>> Start SUPPLIED RECORDS

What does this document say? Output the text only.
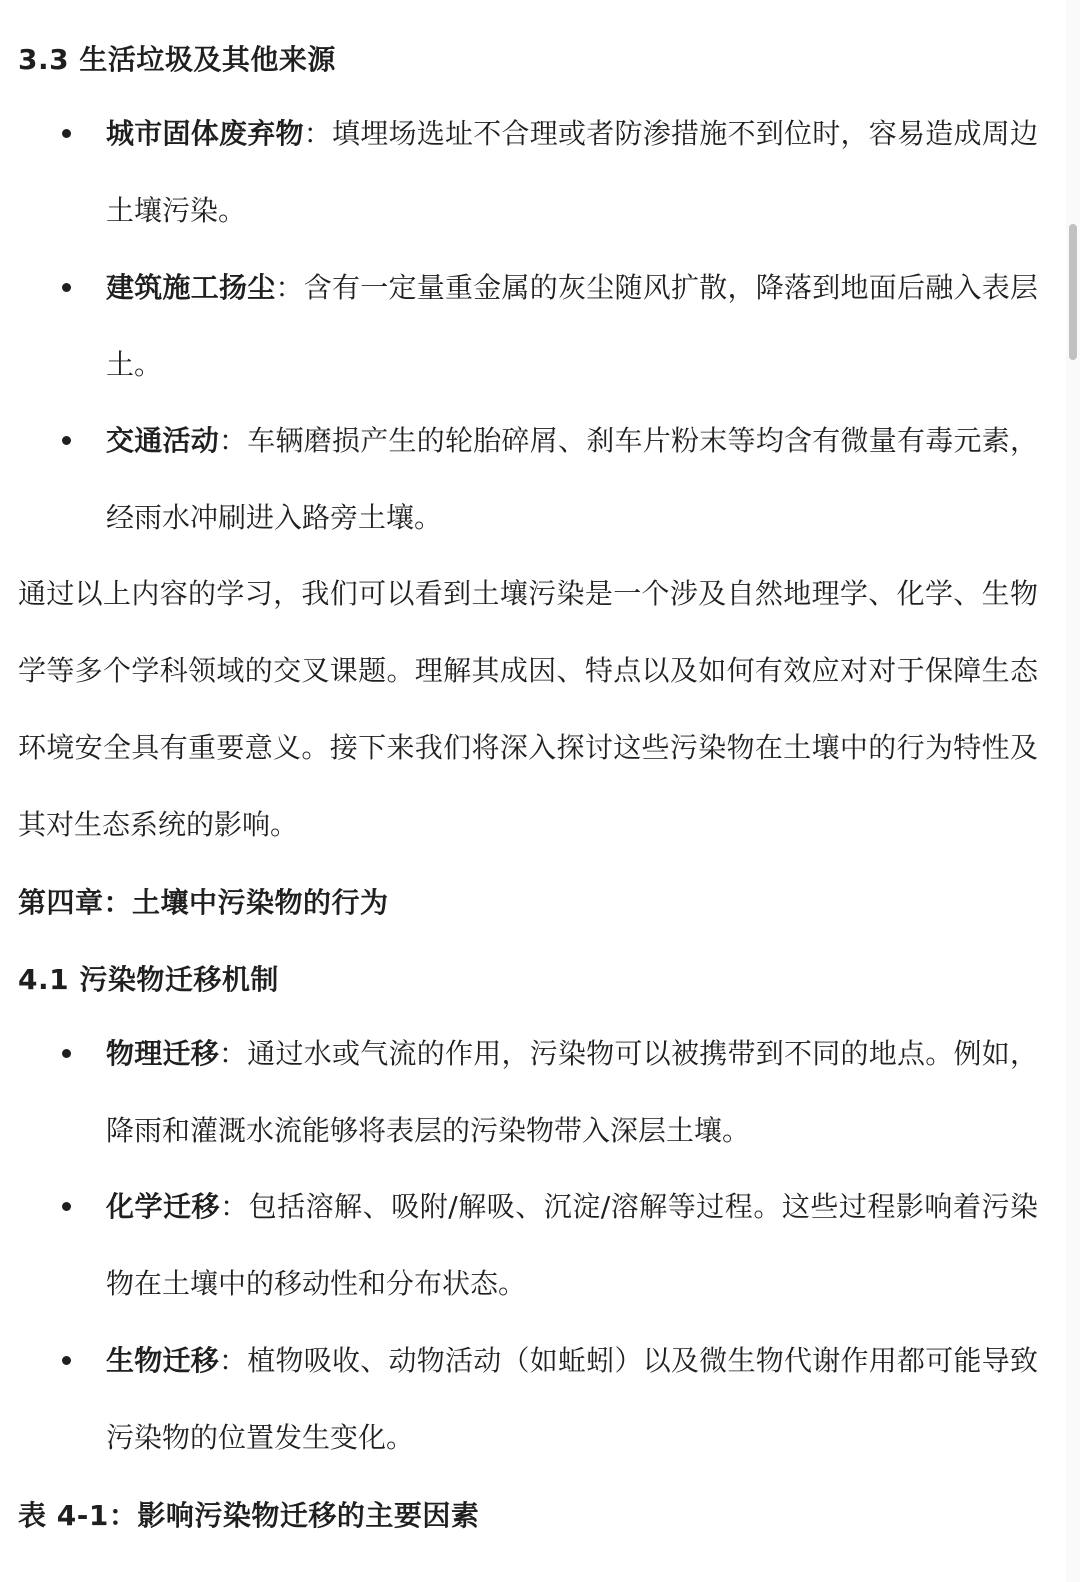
3.3 生活垃圾及其他来源
城市固体废弃物：填埋场选址不合理或者防渗措施不到位时，容易造成周边土壤污染。
建筑施工扬尘：含有一定量重金属的灰尘随风扩散，降落到地面后融入表层土。
交通活动：车辆磨损产生的轮胎碎屑、刹车片粉末等均含有微量有毒元素，经雨水冲刷进入路旁土壤。
通过以上内容的学习，我们可以看到土壤污染是一个涉及自然地理学、化学、生物学等多个学科领域的交叉课题。理解其成因、特点以及如何有效应对对于保障生态环境安全具有重要意义。接下来我们将深入探讨这些污染物在土壤中的行为特性及其对生态系统的影响。
第四章：土壤中污染物的行为
4.1 污染物迁移机制
物理迁移：通过水或气流的作用，污染物可以被携带到不同的地点。例如，降雨和灌溉水流能够将表层的污染物带入深层土壤。
化学迁移：包括溶解、吸附/解吸、沉淀/溶解等过程。这些过程影响着污染物在土壤中的移动性和分布状态。
生物迁移：植物吸收、动物活动（如蚯蚓）以及微生物代谢作用都可能导致污染物的位置发生变化。
表 4-1：影响污染物迁移的主要因素
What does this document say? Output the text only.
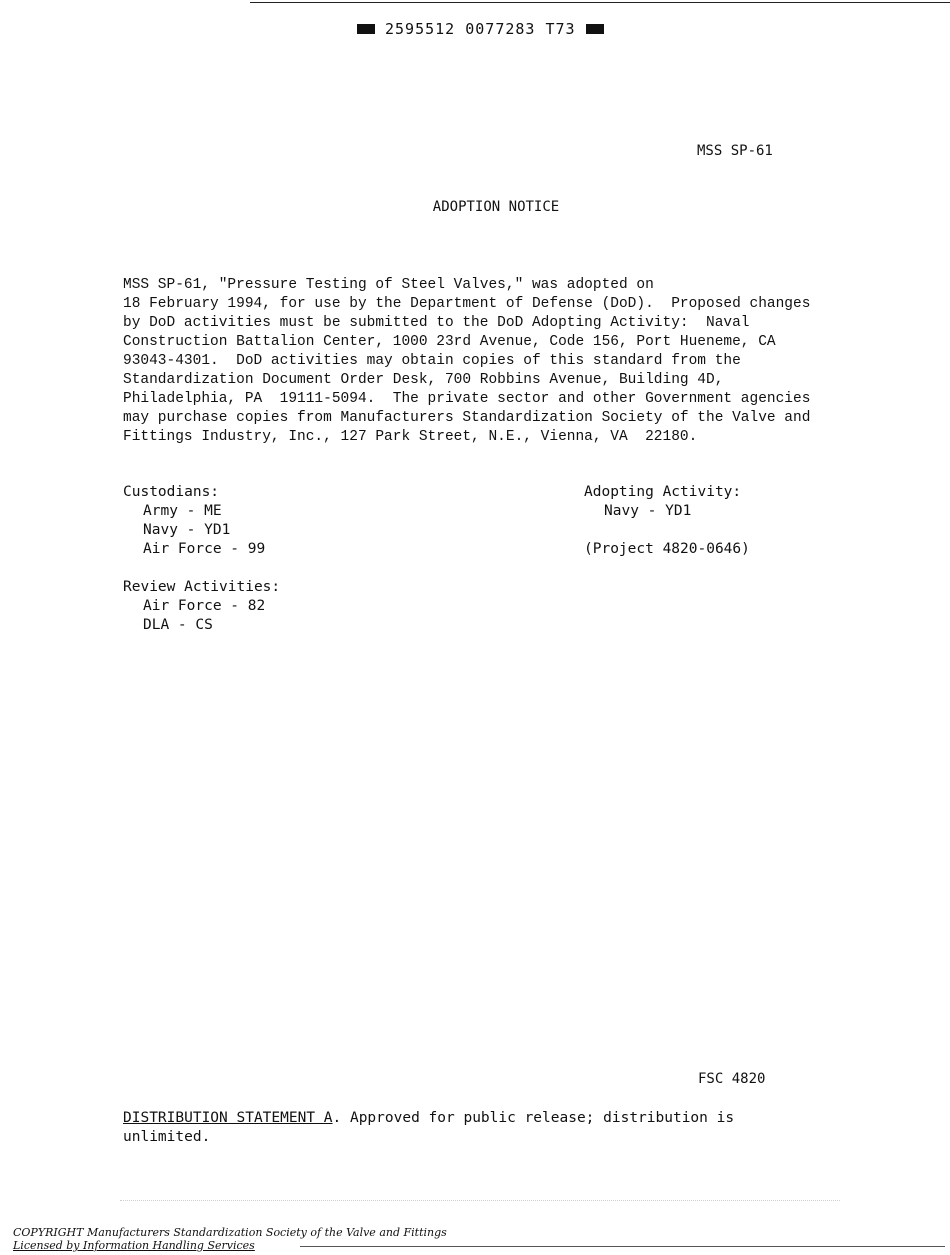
2595512 0077283 T73
MSS SP-61
ADOPTION NOTICE
MSS SP-61, "Pressure Testing of Steel Valves," was adopted on
18 February 1994, for use by the Department of Defense (DoD).  Proposed changes
by DoD activities must be submitted to the DoD Adopting Activity:  Naval
Construction Battalion Center, 1000 23rd Avenue, Code 156, Port Hueneme, CA
93043-4301.  DoD activities may obtain copies of this standard from the
Standardization Document Order Desk, 700 Robbins Avenue, Building 4D,
Philadelphia, PA  19111-5094.  The private sector and other Government agencies
may purchase copies from Manufacturers Standardization Society of the Valve and
Fittings Industry, Inc., 127 Park Street, N.E., Vienna, VA  22180.
Custodians:
Army - ME
Navy - YD1
Air Force - 99
Adopting Activity:
Navy - YD1
(Project 4820-0646)
Review Activities:
Air Force - 82
DLA - CS
FSC 4820

DISTRIBUTION STATEMENT A. Approved for public release; distribution is unlimited.

COPYRIGHT Manufacturers Standardization Society of the Valve and Fittings
Licensed by Information Handling Services
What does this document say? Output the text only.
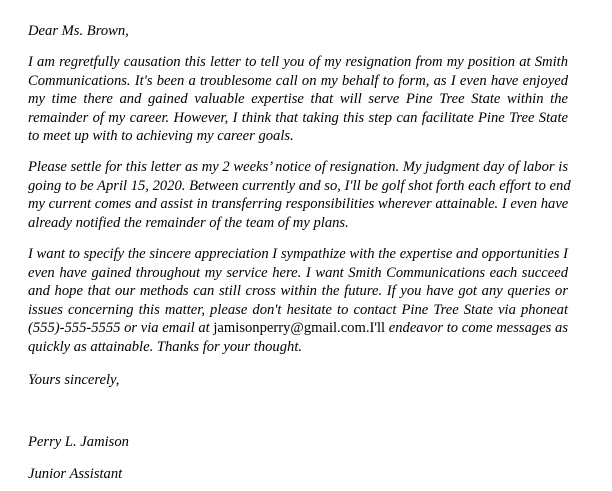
Dear Ms. Brown,
I am regretfully causation this letter to tell you of my resignation from my position at Smith
Communications. It's been a troublesome call on my behalf to form, as I even have enjoyed
my time there and gained valuable expertise that will serve Pine Tree State within the
remainder of my career. However, I think that taking this step can facilitate Pine Tree State
to meet up with to achieving my career goals.
Please settle for this letter as my 2 weeks’ notice of resignation. My judgment day of labor is
going to be April 15, 2020. Between currently and so, I'll be golf shot forth each effort to end
my current comes and assist in transferring responsibilities wherever attainable. I even have
already notified the remainder of the team of my plans.
I want to specify the sincere appreciation I sympathize with the expertise and opportunities I
even have gained throughout my service here. I want Smith Communications each succeed
and hope that our methods can still cross within the future. If you have got any queries or
issues concerning this matter, please don't hesitate to contact Pine Tree State via phoneat
(555)-555-5555 or via email at jamisonperry@gmail.com.I'll endeavor to come messages as
quickly as attainable. Thanks for your thought.
Yours sincerely,
Perry L. Jamison
Junior Assistant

>> End SUPPLIED RECORDS

TASK DIRECTIONS. Determine how many lines in the listing above hold the string "remainder", then write only the number.

OUTPUT BELOW. 2